**Your task**.
Copy all entries without alteration and skip the pictures they hold.
===== Data excerpts =====
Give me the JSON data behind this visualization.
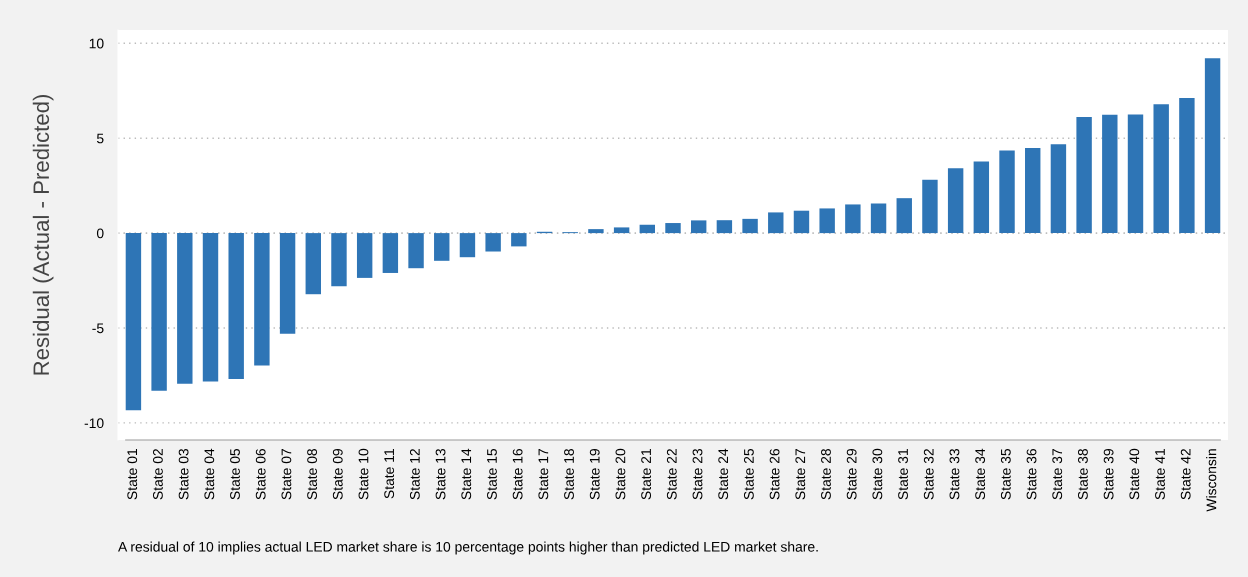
{
  "chart_data": {
    "type": "bar",
    "ylabel": "Residual (Actual - Predicted)",
    "categories": [
      "State 01",
      "State 02",
      "State 03",
      "State 04",
      "State 05",
      "State 06",
      "State 07",
      "State 08",
      "State 09",
      "State 10",
      "State 11",
      "State 12",
      "State 13",
      "State 14",
      "State 15",
      "State 16",
      "State 17",
      "State 18",
      "State 19",
      "State 20",
      "State 21",
      "State 22",
      "State 23",
      "State 24",
      "State 25",
      "State 26",
      "State 27",
      "State 28",
      "State 29",
      "State 30",
      "State 31",
      "State 32",
      "State 33",
      "State 34",
      "State 35",
      "State 36",
      "State 37",
      "State 38",
      "State 39",
      "State 40",
      "State 41",
      "State 42",
      "Wisconsin"
    ],
    "values": [
      -9.33,
      -8.31,
      -7.94,
      -7.82,
      -7.69,
      -6.97,
      -5.3,
      -3.22,
      -2.8,
      -2.36,
      -2.1,
      -1.85,
      -1.46,
      -1.27,
      -0.97,
      -0.7,
      0.07,
      0.05,
      0.21,
      0.3,
      0.44,
      0.53,
      0.67,
      0.68,
      0.75,
      1.09,
      1.18,
      1.3,
      1.51,
      1.56,
      1.84,
      2.81,
      3.42,
      3.77,
      4.35,
      4.49,
      4.68,
      6.12,
      6.23,
      6.25,
      6.79,
      7.12,
      9.21
    ],
    "color": "#2e75b6",
    "ylim": [
      -10.9,
      10.7
    ],
    "yticks": [
      -10,
      -5,
      0,
      5,
      10
    ],
    "grid": "y",
    "annotations": [
      "A residual of 10 implies actual LED market share is 10 percentage points higher than predicted LED market share."
    ]
  }
}
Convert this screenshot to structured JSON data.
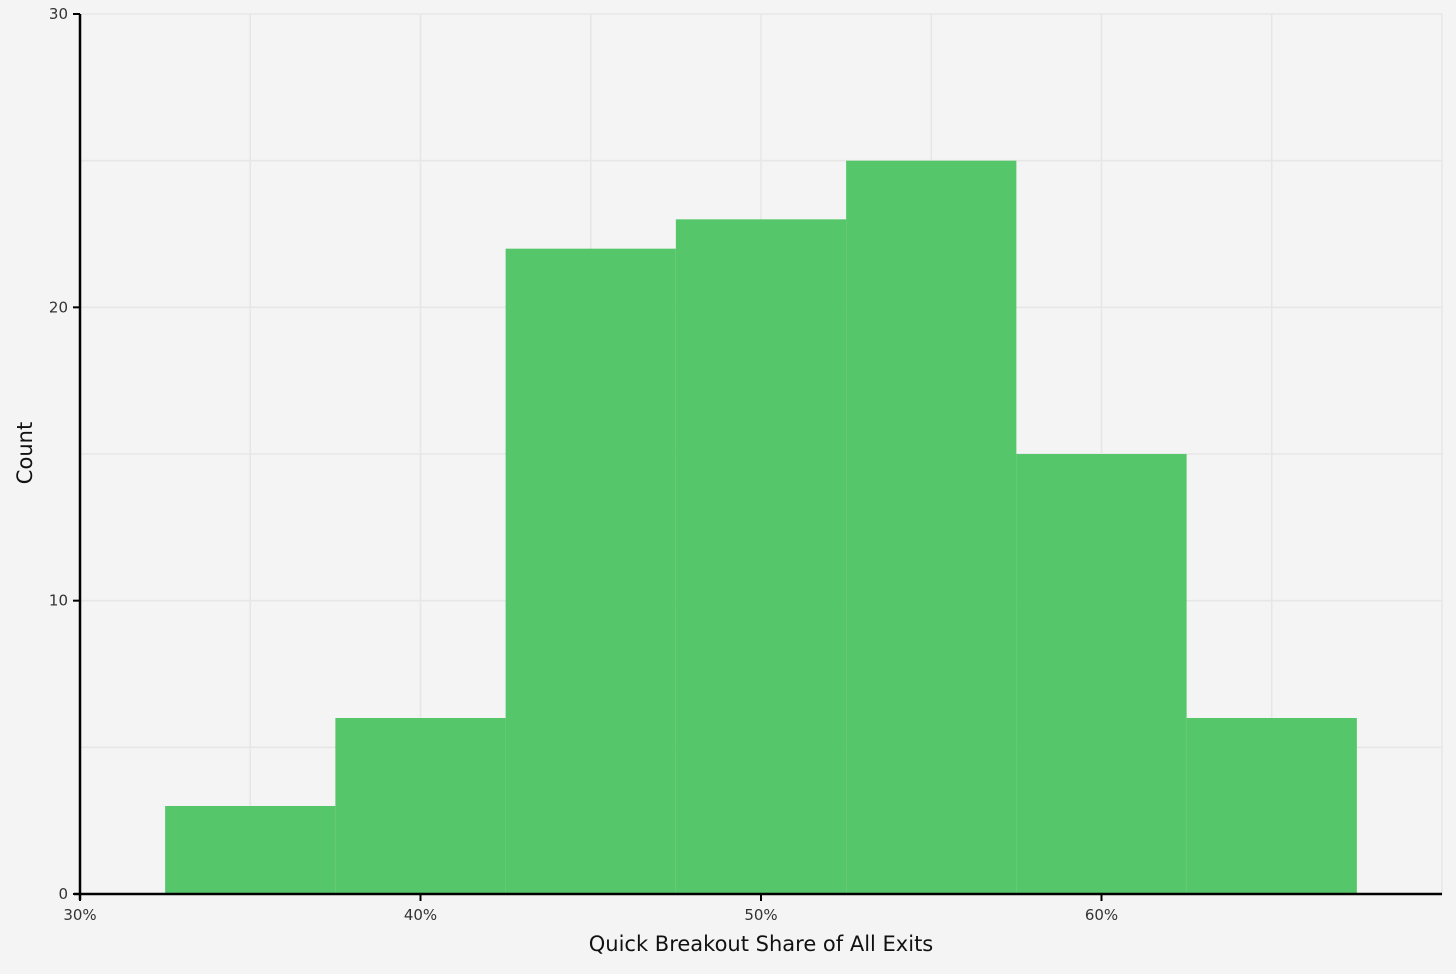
{
  "chart_data": {
    "type": "bar",
    "title": "",
    "xlabel": "Quick Breakout Share of All Exits",
    "ylabel": "Count",
    "x_ticks": [
      "30%",
      "40%",
      "50%",
      "60%"
    ],
    "x_tick_values": [
      0.3,
      0.4,
      0.5,
      0.6
    ],
    "y_ticks": [
      "0",
      "10",
      "20",
      "30"
    ],
    "y_tick_values": [
      0,
      10,
      20,
      30
    ],
    "xlim": [
      0.3,
      0.7
    ],
    "ylim": [
      0,
      30
    ],
    "bin_edges": [
      0.325,
      0.375,
      0.425,
      0.475,
      0.525,
      0.575,
      0.625,
      0.675
    ],
    "values": [
      3,
      6,
      22,
      23,
      25,
      15,
      6
    ],
    "grid": true,
    "colors": {
      "bar": "#55c66a",
      "background": "#f4f4f4",
      "grid": "#e6e6e6",
      "axis": "#000000"
    }
  }
}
=====
**Response to this exercise**.
Give me the JSON data behind this visualization.
{
  "chart_data": {
    "type": "bar",
    "ylabel": "Residual (Actual - Predicted)",
    "categories": [
      "State 01",
      "State 02",
      "State 03",
      "State 04",
      "State 05",
      "State 06",
      "State 07",
      "State 08",
      "State 09",
      "State 10",
      "State 11",
      "State 12",
      "State 13",
      "State 14",
      "State 15",
      "State 16",
      "State 17",
      "State 18",
      "State 19",
      "State 20",
      "State 21",
      "State 22",
      "State 23",
      "State 24",
      "State 25",
      "State 26",
      "State 27",
      "State 28",
      "State 29",
      "State 30",
      "State 31",
      "State 32",
      "State 33",
      "State 34",
      "State 35",
      "State 36",
      "State 37",
      "State 38",
      "State 39",
      "State 40",
      "State 41",
      "State 42",
      "Wisconsin"
    ],
    "values": [
      -9.33,
      -8.31,
      -7.94,
      -7.82,
      -7.69,
      -6.97,
      -5.3,
      -3.22,
      -2.8,
      -2.36,
      -2.1,
      -1.85,
      -1.46,
      -1.27,
      -0.97,
      -0.7,
      0.07,
      0.05,
      0.21,
      0.3,
      0.44,
      0.53,
      0.67,
      0.68,
      0.75,
      1.09,
      1.18,
      1.3,
      1.51,
      1.56,
      1.84,
      2.81,
      3.42,
      3.77,
      4.35,
      4.49,
      4.68,
      6.12,
      6.23,
      6.25,
      6.79,
      7.12,
      9.21
    ],
    "color": "#2e75b6",
    "ylim": [
      -10.9,
      10.7
    ],
    "yticks": [
      -10,
      -5,
      0,
      5,
      10
    ],
    "grid": "y",
    "annotations": [
      "A residual of 10 implies actual LED market share is 10 percentage points higher than predicted LED market share."
    ]
  }
}
Convert this screenshot to structured JSON data.
{
  "chart_data": {
    "type": "bar",
    "title": "",
    "xlabel": "Quick Breakout Share of All Exits",
    "ylabel": "Count",
    "x_ticks": [
      "30%",
      "40%",
      "50%",
      "60%"
    ],
    "x_tick_values": [
      0.3,
      0.4,
      0.5,
      0.6
    ],
    "y_ticks": [
      "0",
      "10",
      "20",
      "30"
    ],
    "y_tick_values": [
      0,
      10,
      20,
      30
    ],
    "xlim": [
      0.3,
      0.7
    ],
    "ylim": [
      0,
      30
    ],
    "bin_edges": [
      0.325,
      0.375,
      0.425,
      0.475,
      0.525,
      0.575,
      0.625,
      0.675
    ],
    "values": [
      3,
      6,
      22,
      23,
      25,
      15,
      6
    ],
    "grid": true,
    "colors": {
      "bar": "#55c66a",
      "background": "#f4f4f4",
      "grid": "#e6e6e6",
      "axis": "#000000"
    }
  }
}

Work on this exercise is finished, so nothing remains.